Reproduce the records below in full and word for word, excluding pictures.

[Start Records shown]

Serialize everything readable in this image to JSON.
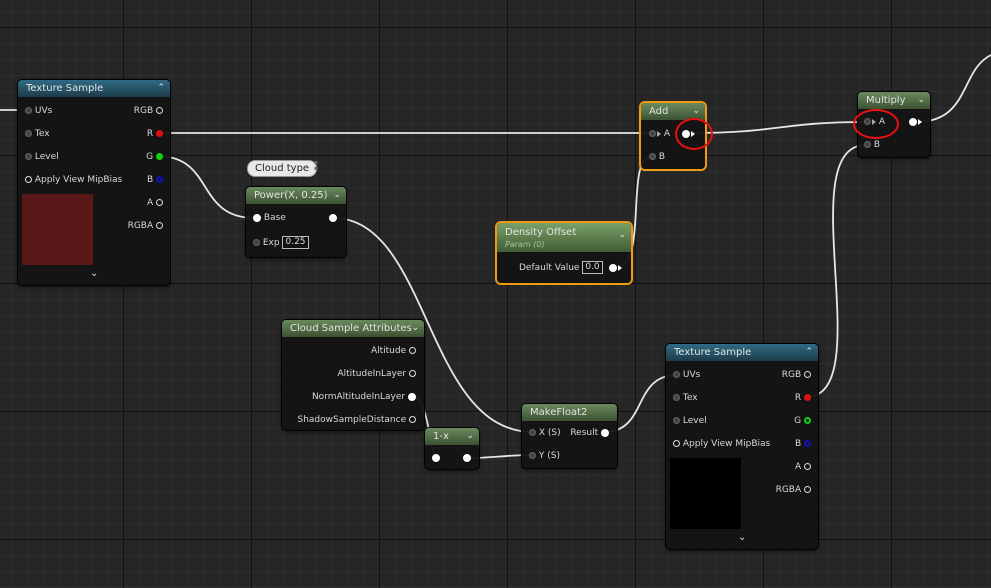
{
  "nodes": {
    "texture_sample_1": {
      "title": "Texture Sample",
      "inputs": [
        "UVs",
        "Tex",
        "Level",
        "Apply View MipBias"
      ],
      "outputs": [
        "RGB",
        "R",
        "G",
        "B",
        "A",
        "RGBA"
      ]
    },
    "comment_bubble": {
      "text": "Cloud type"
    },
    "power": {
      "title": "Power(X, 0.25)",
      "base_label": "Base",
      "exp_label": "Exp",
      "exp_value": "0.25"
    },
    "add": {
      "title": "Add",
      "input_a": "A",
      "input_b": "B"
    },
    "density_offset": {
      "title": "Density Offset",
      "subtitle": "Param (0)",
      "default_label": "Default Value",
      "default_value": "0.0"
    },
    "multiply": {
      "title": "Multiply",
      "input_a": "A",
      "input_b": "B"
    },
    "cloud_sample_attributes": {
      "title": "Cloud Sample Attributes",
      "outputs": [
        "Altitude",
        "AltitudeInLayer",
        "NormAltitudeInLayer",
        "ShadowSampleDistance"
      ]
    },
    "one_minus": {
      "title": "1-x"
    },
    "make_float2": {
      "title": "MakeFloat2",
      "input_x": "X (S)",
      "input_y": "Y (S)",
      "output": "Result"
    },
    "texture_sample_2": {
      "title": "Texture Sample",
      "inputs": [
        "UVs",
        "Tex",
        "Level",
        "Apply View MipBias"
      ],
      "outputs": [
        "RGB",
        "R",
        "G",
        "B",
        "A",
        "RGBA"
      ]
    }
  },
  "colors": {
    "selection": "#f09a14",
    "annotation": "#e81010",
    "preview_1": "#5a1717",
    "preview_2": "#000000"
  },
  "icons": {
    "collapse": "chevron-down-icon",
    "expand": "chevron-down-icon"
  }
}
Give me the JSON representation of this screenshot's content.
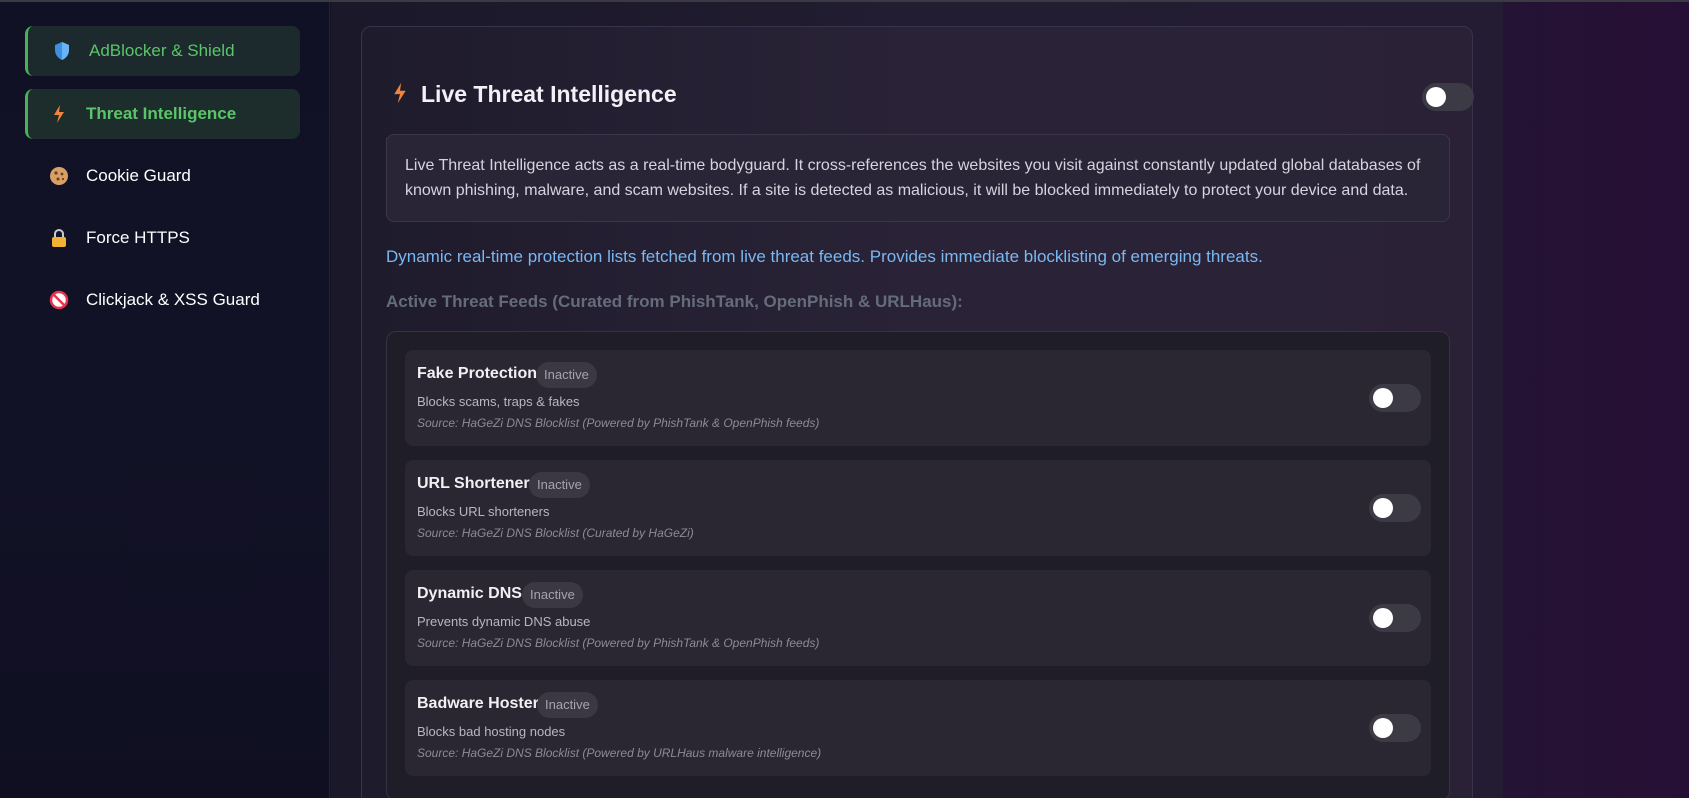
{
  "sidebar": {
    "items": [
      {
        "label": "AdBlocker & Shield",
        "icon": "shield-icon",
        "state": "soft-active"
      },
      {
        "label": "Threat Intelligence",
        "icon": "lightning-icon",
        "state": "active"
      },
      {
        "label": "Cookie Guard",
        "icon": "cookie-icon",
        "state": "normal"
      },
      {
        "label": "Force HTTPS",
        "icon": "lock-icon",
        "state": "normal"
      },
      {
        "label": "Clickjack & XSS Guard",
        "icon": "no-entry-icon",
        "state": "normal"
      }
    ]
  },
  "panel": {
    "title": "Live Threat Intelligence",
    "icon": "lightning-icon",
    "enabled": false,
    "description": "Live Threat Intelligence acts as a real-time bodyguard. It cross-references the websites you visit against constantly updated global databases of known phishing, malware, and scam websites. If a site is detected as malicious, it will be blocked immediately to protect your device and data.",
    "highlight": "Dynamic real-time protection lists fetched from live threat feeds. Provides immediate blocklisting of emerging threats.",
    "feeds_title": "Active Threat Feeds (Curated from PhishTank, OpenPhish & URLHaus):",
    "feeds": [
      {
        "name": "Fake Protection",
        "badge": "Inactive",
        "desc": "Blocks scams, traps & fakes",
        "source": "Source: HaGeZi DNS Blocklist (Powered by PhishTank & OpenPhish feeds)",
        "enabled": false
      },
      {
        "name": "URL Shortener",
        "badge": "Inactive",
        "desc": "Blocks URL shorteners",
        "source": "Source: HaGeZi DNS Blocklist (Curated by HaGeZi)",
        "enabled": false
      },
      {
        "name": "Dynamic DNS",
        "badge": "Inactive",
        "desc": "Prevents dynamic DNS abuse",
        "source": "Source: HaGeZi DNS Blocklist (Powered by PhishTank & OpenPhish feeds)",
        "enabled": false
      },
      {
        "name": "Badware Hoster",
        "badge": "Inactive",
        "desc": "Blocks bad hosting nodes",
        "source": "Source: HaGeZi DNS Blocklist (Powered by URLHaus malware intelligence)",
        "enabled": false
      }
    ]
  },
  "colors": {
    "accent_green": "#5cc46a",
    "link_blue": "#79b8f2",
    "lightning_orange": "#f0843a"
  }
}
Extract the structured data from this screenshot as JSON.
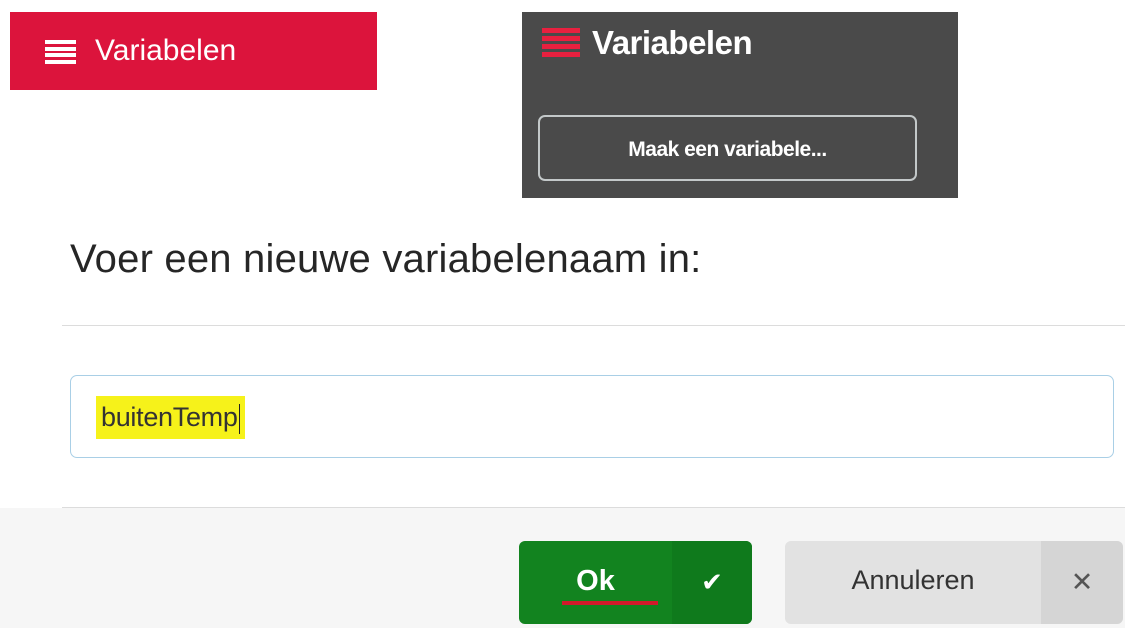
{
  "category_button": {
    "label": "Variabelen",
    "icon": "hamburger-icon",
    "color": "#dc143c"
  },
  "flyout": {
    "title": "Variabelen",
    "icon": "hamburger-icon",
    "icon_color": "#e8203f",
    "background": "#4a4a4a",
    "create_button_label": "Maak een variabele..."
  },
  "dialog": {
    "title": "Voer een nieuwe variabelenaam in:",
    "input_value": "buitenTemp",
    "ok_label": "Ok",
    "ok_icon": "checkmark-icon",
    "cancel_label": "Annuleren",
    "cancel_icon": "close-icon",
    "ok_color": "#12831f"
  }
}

[End Records shown]

◆ Full answer
Serialize everything readable in this image to JSON.
{
  "nodes": {
    "texture_sample_1": {
      "title": "Texture Sample",
      "inputs": [
        "UVs",
        "Tex",
        "Level",
        "Apply View MipBias"
      ],
      "outputs": [
        "RGB",
        "R",
        "G",
        "B",
        "A",
        "RGBA"
      ]
    },
    "comment_bubble": {
      "text": "Cloud type"
    },
    "power": {
      "title": "Power(X, 0.25)",
      "base_label": "Base",
      "exp_label": "Exp",
      "exp_value": "0.25"
    },
    "add": {
      "title": "Add",
      "input_a": "A",
      "input_b": "B"
    },
    "density_offset": {
      "title": "Density Offset",
      "subtitle": "Param (0)",
      "default_label": "Default Value",
      "default_value": "0.0"
    },
    "multiply": {
      "title": "Multiply",
      "input_a": "A",
      "input_b": "B"
    },
    "cloud_sample_attributes": {
      "title": "Cloud Sample Attributes",
      "outputs": [
        "Altitude",
        "AltitudeInLayer",
        "NormAltitudeInLayer",
        "ShadowSampleDistance"
      ]
    },
    "one_minus": {
      "title": "1-x"
    },
    "make_float2": {
      "title": "MakeFloat2",
      "input_x": "X (S)",
      "input_y": "Y (S)",
      "output": "Result"
    },
    "texture_sample_2": {
      "title": "Texture Sample",
      "inputs": [
        "UVs",
        "Tex",
        "Level",
        "Apply View MipBias"
      ],
      "outputs": [
        "RGB",
        "R",
        "G",
        "B",
        "A",
        "RGBA"
      ]
    }
  },
  "colors": {
    "selection": "#f09a14",
    "annotation": "#e81010",
    "preview_1": "#5a1717",
    "preview_2": "#000000"
  },
  "icons": {
    "collapse": "chevron-down-icon",
    "expand": "chevron-down-icon"
  }
}
Give me the JSON representation of this screenshot's content.
{
  "sidebar": {
    "items": [
      {
        "label": "AdBlocker & Shield",
        "icon": "shield-icon",
        "state": "soft-active"
      },
      {
        "label": "Threat Intelligence",
        "icon": "lightning-icon",
        "state": "active"
      },
      {
        "label": "Cookie Guard",
        "icon": "cookie-icon",
        "state": "normal"
      },
      {
        "label": "Force HTTPS",
        "icon": "lock-icon",
        "state": "normal"
      },
      {
        "label": "Clickjack & XSS Guard",
        "icon": "no-entry-icon",
        "state": "normal"
      }
    ]
  },
  "panel": {
    "title": "Live Threat Intelligence",
    "icon": "lightning-icon",
    "enabled": false,
    "description": "Live Threat Intelligence acts as a real-time bodyguard. It cross-references the websites you visit against constantly updated global databases of known phishing, malware, and scam websites. If a site is detected as malicious, it will be blocked immediately to protect your device and data.",
    "highlight": "Dynamic real-time protection lists fetched from live threat feeds. Provides immediate blocklisting of emerging threats.",
    "feeds_title": "Active Threat Feeds (Curated from PhishTank, OpenPhish & URLHaus):",
    "feeds": [
      {
        "name": "Fake Protection",
        "badge": "Inactive",
        "desc": "Blocks scams, traps & fakes",
        "source": "Source: HaGeZi DNS Blocklist (Powered by PhishTank & OpenPhish feeds)",
        "enabled": false
      },
      {
        "name": "URL Shortener",
        "badge": "Inactive",
        "desc": "Blocks URL shorteners",
        "source": "Source: HaGeZi DNS Blocklist (Curated by HaGeZi)",
        "enabled": false
      },
      {
        "name": "Dynamic DNS",
        "badge": "Inactive",
        "desc": "Prevents dynamic DNS abuse",
        "source": "Source: HaGeZi DNS Blocklist (Powered by PhishTank & OpenPhish feeds)",
        "enabled": false
      },
      {
        "name": "Badware Hoster",
        "badge": "Inactive",
        "desc": "Blocks bad hosting nodes",
        "source": "Source: HaGeZi DNS Blocklist (Powered by URLHaus malware intelligence)",
        "enabled": false
      }
    ]
  },
  "colors": {
    "accent_green": "#5cc46a",
    "link_blue": "#79b8f2",
    "lightning_orange": "#f0843a"
  }
}
Extract the structured data from this screenshot as JSON.
{
  "category_button": {
    "label": "Variabelen",
    "icon": "hamburger-icon",
    "color": "#dc143c"
  },
  "flyout": {
    "title": "Variabelen",
    "icon": "hamburger-icon",
    "icon_color": "#e8203f",
    "background": "#4a4a4a",
    "create_button_label": "Maak een variabele..."
  },
  "dialog": {
    "title": "Voer een nieuwe variabelenaam in:",
    "input_value": "buitenTemp",
    "ok_label": "Ok",
    "ok_icon": "checkmark-icon",
    "cancel_label": "Annuleren",
    "cancel_icon": "close-icon",
    "ok_color": "#12831f"
  }
}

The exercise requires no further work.